* THE DATA *
=-=-=-=-=
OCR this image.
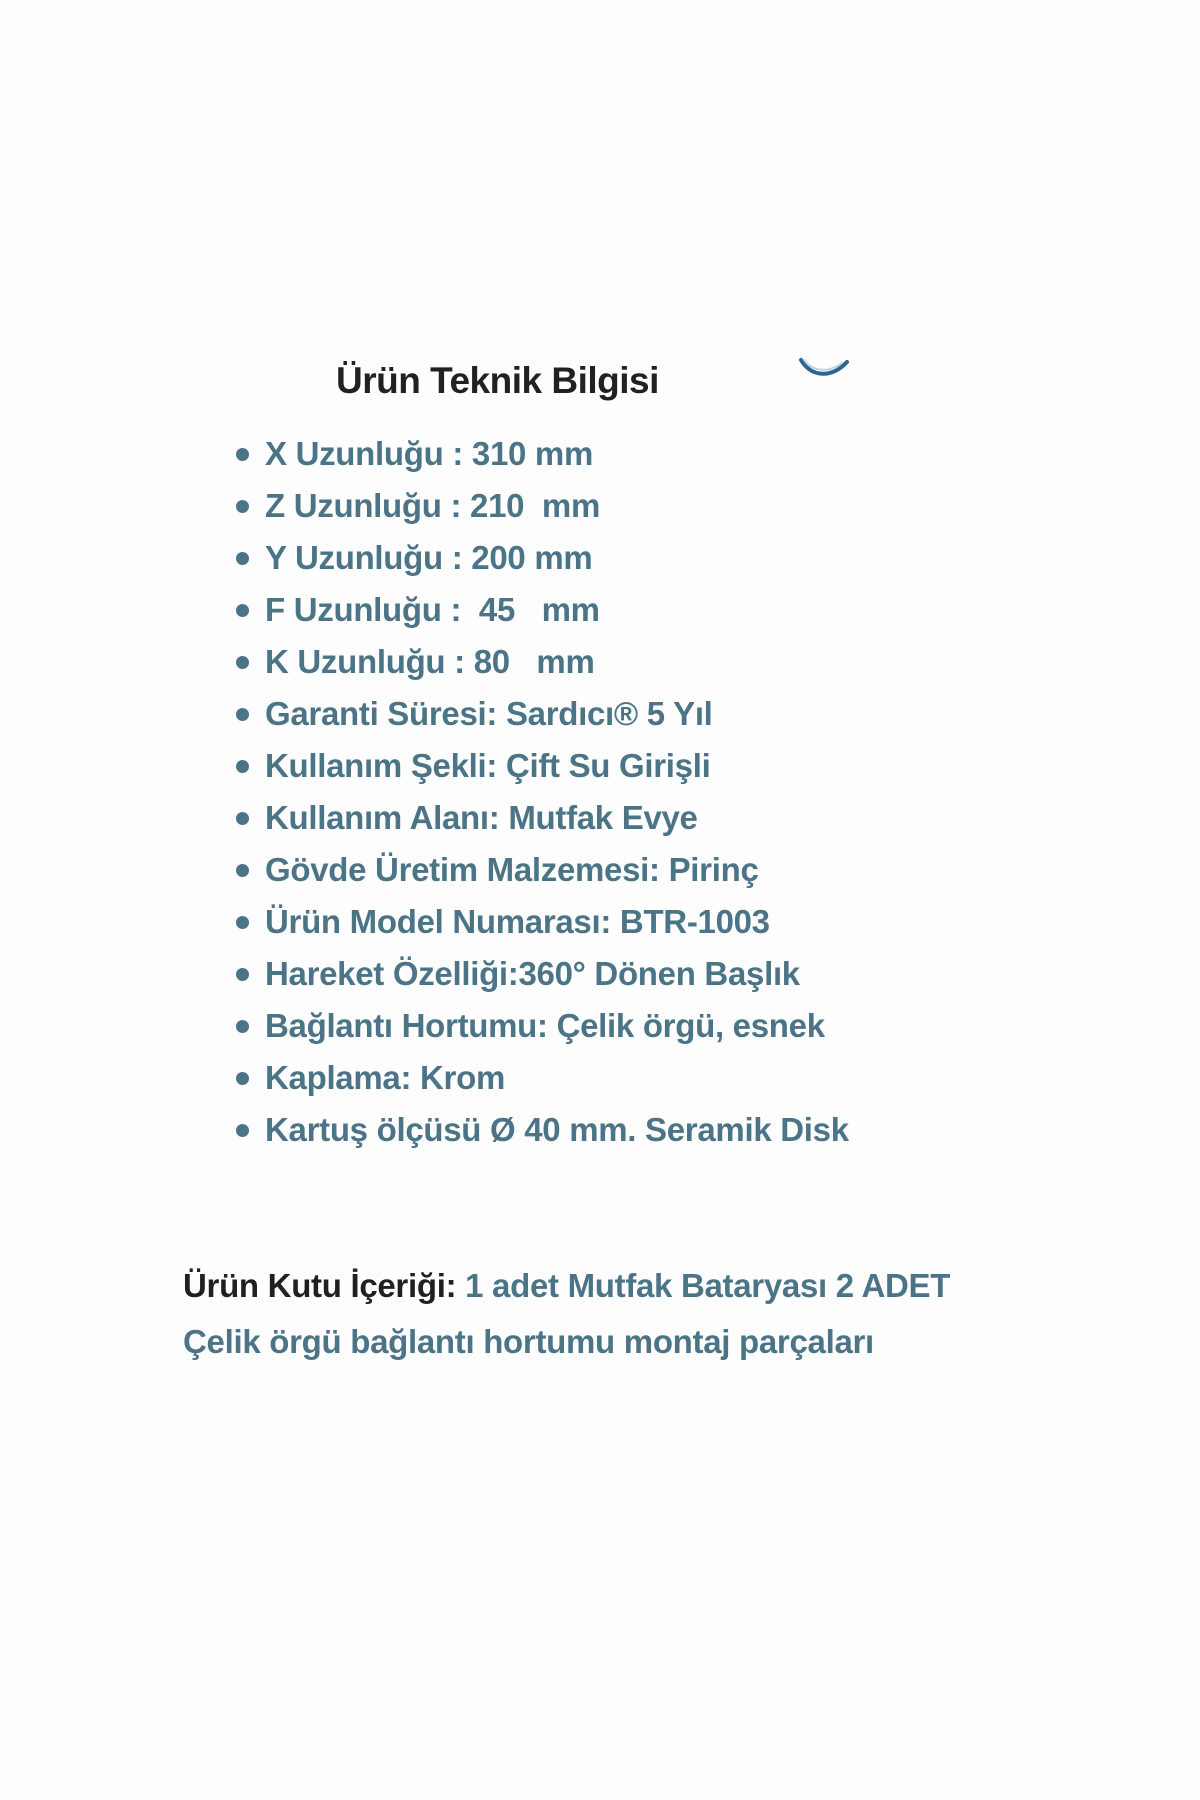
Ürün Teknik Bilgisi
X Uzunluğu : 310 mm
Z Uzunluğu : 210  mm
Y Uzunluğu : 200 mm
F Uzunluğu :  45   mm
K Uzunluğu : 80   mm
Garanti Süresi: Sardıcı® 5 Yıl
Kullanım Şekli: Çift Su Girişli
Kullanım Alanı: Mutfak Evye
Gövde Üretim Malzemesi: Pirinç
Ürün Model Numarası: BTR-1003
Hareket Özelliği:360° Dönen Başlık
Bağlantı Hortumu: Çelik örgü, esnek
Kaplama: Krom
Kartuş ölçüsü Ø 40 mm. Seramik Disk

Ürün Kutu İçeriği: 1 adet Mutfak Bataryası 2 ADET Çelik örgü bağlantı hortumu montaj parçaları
=-=-=-=-=
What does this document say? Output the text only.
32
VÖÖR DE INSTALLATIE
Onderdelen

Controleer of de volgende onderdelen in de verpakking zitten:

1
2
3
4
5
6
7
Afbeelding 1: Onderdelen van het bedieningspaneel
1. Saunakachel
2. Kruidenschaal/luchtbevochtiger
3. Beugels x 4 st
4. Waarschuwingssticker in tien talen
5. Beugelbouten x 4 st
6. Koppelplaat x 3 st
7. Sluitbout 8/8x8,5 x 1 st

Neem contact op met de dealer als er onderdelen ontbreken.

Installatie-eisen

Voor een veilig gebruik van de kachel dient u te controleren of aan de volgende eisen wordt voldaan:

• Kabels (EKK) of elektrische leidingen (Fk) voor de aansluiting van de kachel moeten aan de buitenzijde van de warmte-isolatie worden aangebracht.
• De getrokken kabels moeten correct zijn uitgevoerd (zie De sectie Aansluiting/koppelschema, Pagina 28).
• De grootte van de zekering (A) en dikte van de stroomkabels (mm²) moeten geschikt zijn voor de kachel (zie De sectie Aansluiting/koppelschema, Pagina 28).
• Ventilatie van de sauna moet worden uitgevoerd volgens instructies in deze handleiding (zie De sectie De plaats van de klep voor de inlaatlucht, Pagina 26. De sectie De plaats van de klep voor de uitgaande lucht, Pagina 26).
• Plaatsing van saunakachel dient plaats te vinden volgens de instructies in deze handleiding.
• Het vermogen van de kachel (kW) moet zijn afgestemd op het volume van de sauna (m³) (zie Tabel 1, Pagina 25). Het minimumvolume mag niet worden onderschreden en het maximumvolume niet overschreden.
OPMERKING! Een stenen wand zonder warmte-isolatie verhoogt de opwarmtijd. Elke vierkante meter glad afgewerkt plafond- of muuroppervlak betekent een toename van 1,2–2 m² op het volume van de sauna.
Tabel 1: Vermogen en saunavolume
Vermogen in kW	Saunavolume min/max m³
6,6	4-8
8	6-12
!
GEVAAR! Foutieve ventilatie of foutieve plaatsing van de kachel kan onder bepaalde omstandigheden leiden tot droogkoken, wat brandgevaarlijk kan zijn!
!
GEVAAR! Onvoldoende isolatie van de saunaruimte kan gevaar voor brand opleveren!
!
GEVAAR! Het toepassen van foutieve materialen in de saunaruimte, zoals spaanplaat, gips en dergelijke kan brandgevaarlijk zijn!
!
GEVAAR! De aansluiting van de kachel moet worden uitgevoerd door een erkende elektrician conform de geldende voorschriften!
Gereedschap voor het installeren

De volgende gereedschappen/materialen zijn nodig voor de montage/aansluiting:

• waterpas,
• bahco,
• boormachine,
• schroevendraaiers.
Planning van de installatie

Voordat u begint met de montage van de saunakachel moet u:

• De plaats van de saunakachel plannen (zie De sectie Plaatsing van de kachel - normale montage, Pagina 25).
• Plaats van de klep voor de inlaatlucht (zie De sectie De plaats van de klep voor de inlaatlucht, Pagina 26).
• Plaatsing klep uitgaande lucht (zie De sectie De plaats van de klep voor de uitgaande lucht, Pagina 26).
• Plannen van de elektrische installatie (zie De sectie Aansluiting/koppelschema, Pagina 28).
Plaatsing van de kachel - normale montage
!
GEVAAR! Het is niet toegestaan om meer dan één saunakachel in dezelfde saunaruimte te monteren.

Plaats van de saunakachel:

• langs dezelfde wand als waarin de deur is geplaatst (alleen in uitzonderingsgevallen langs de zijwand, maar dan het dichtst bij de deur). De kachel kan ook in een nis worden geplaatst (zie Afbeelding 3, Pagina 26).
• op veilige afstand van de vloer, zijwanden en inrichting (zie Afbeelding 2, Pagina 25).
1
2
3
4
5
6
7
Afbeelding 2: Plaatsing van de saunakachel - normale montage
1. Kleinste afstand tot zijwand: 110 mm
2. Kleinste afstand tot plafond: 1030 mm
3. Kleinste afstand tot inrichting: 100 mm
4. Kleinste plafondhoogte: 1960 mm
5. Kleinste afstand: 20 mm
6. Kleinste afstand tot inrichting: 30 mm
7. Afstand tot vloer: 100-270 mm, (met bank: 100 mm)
=-=-=-=-=
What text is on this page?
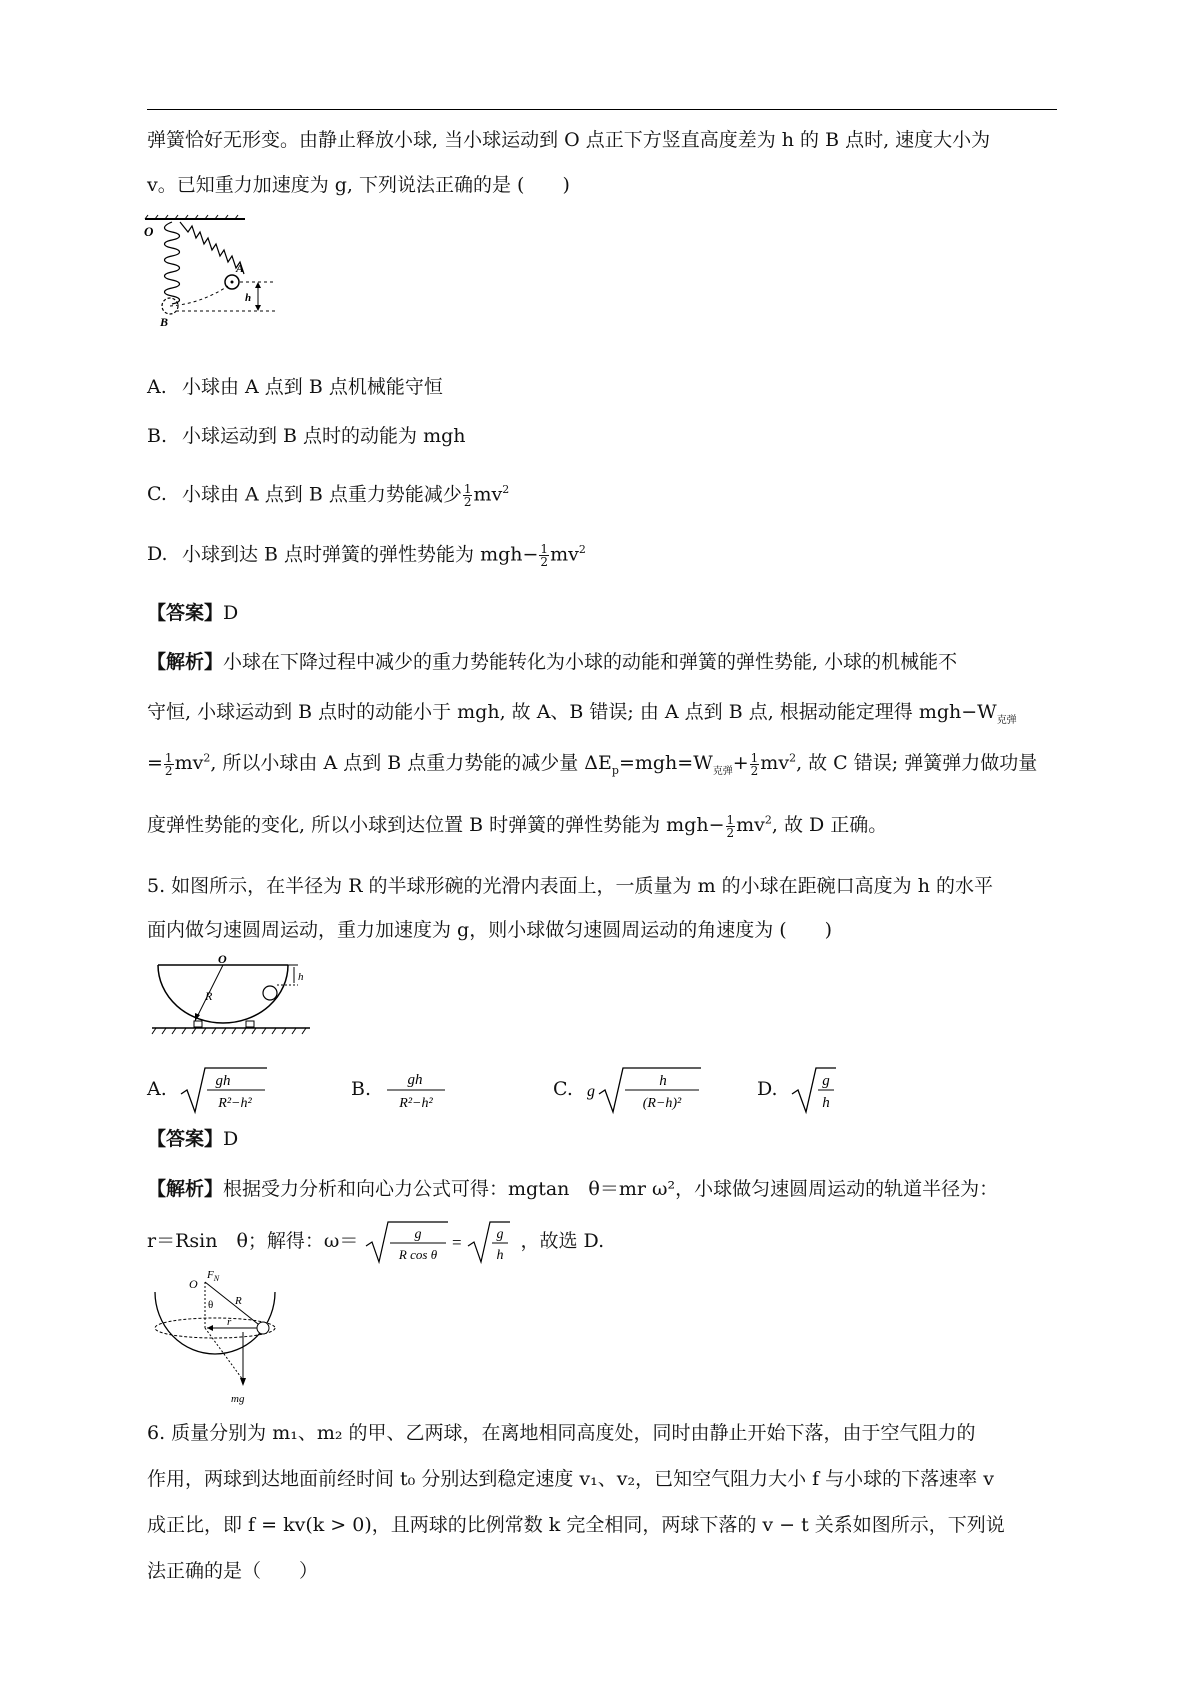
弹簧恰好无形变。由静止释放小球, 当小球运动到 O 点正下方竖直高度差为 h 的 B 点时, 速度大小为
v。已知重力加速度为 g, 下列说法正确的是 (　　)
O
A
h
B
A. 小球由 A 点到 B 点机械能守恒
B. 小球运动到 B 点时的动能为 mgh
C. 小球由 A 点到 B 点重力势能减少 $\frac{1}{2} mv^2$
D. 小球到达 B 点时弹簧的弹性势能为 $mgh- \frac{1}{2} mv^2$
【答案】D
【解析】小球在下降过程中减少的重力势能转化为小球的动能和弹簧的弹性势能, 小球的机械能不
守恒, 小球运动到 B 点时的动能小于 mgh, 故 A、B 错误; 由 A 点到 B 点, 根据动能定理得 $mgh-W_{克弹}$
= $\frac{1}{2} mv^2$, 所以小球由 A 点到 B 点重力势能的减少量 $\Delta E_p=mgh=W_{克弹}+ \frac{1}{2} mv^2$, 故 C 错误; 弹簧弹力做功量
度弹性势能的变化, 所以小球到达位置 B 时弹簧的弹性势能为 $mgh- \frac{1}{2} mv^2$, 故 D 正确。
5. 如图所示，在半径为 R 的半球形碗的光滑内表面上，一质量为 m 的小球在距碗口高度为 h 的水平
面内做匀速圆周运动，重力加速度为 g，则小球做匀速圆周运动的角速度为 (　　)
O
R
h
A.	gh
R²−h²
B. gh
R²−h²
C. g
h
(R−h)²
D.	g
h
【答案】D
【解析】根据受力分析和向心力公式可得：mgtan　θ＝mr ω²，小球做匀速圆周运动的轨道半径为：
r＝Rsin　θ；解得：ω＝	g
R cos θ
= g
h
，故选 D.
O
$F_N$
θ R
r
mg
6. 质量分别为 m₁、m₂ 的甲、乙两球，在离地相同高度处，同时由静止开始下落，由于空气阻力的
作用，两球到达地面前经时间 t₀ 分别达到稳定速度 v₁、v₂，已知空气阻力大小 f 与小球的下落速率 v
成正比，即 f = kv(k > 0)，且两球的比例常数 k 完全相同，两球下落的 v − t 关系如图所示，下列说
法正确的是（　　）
=-=-=-=-=
* GIVEN INSTRUCTION *
Look through the entries and work out how many lines have the word "Uzunluğu" in them; reply with that number only.

* ANSWER TO THIS TASK *
5